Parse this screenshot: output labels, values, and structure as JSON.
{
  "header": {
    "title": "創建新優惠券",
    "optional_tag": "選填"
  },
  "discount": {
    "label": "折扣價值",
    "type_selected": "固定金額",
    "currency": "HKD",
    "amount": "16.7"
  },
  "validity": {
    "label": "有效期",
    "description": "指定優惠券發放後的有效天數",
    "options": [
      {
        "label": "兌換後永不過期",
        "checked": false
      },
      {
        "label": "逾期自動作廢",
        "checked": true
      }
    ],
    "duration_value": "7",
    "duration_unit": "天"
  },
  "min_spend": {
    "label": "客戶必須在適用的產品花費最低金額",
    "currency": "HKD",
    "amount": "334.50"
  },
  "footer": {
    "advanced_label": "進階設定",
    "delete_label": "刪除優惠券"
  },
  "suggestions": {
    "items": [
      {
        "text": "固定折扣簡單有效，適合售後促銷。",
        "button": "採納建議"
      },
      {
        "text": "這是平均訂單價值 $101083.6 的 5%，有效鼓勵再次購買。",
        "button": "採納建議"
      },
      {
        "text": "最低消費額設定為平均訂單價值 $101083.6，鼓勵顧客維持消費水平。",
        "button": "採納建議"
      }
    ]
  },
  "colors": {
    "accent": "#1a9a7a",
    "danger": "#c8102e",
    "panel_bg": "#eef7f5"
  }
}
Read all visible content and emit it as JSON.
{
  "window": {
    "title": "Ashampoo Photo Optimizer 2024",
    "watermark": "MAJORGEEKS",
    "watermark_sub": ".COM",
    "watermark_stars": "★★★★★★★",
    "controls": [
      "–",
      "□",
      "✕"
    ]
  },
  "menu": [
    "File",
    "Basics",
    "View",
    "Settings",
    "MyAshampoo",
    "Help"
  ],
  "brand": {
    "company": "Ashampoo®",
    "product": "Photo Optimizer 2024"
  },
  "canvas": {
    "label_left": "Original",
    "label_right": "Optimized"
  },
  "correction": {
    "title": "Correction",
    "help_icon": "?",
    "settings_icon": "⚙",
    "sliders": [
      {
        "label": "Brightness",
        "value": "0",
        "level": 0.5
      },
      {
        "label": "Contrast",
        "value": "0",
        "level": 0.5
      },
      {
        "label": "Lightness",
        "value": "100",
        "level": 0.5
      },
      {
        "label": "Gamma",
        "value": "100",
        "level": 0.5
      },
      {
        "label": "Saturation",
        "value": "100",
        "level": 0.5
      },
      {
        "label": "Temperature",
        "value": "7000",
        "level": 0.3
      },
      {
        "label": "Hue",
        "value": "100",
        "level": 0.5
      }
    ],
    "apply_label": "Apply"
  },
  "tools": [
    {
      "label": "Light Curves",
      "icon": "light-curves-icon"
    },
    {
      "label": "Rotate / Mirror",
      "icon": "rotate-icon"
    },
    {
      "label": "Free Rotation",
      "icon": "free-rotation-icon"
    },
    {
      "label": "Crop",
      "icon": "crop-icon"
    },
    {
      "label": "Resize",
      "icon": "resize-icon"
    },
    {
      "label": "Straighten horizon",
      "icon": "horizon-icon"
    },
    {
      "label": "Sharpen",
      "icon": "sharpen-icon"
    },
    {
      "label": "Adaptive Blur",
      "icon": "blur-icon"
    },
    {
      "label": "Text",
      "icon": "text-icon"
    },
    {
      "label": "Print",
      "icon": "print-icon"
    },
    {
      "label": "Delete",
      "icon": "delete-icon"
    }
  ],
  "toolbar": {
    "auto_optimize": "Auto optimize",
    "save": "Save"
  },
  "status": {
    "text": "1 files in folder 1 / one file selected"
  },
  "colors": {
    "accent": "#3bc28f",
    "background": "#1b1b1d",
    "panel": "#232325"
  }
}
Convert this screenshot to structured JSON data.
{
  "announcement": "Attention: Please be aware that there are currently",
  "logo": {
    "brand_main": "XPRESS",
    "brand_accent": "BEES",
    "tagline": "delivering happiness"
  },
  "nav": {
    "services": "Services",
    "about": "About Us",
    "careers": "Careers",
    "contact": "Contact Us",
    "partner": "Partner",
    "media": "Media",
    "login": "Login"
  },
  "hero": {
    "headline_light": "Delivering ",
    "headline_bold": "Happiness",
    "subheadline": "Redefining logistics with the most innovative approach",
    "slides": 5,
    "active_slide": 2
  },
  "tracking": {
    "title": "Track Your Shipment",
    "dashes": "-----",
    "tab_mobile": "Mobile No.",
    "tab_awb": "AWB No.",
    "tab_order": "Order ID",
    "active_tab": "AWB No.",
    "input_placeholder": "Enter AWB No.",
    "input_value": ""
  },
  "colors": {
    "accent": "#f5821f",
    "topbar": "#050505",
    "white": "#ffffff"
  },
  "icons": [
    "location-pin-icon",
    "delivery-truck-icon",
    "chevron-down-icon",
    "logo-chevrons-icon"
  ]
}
......
DESCRIPTION OF THE TASK –
Nothing but the lines from the one with "Convert this screenshot" through the end of the data above should be repeated, each exactly as it stands.

SOLVED PROBLEM –
Convert this screenshot to structured JSON data.
{
  "announcement": "Attention: Please be aware that there are currently",
  "logo": {
    "brand_main": "XPRESS",
    "brand_accent": "BEES",
    "tagline": "delivering happiness"
  },
  "nav": {
    "services": "Services",
    "about": "About Us",
    "careers": "Careers",
    "contact": "Contact Us",
    "partner": "Partner",
    "media": "Media",
    "login": "Login"
  },
  "hero": {
    "headline_light": "Delivering ",
    "headline_bold": "Happiness",
    "subheadline": "Redefining logistics with the most innovative approach",
    "slides": 5,
    "active_slide": 2
  },
  "tracking": {
    "title": "Track Your Shipment",
    "dashes": "-----",
    "tab_mobile": "Mobile No.",
    "tab_awb": "AWB No.",
    "tab_order": "Order ID",
    "active_tab": "AWB No.",
    "input_placeholder": "Enter AWB No.",
    "input_value": ""
  },
  "colors": {
    "accent": "#f5821f",
    "topbar": "#050505",
    "white": "#ffffff"
  },
  "icons": [
    "location-pin-icon",
    "delivery-truck-icon",
    "chevron-down-icon",
    "logo-chevrons-icon"
  ]
}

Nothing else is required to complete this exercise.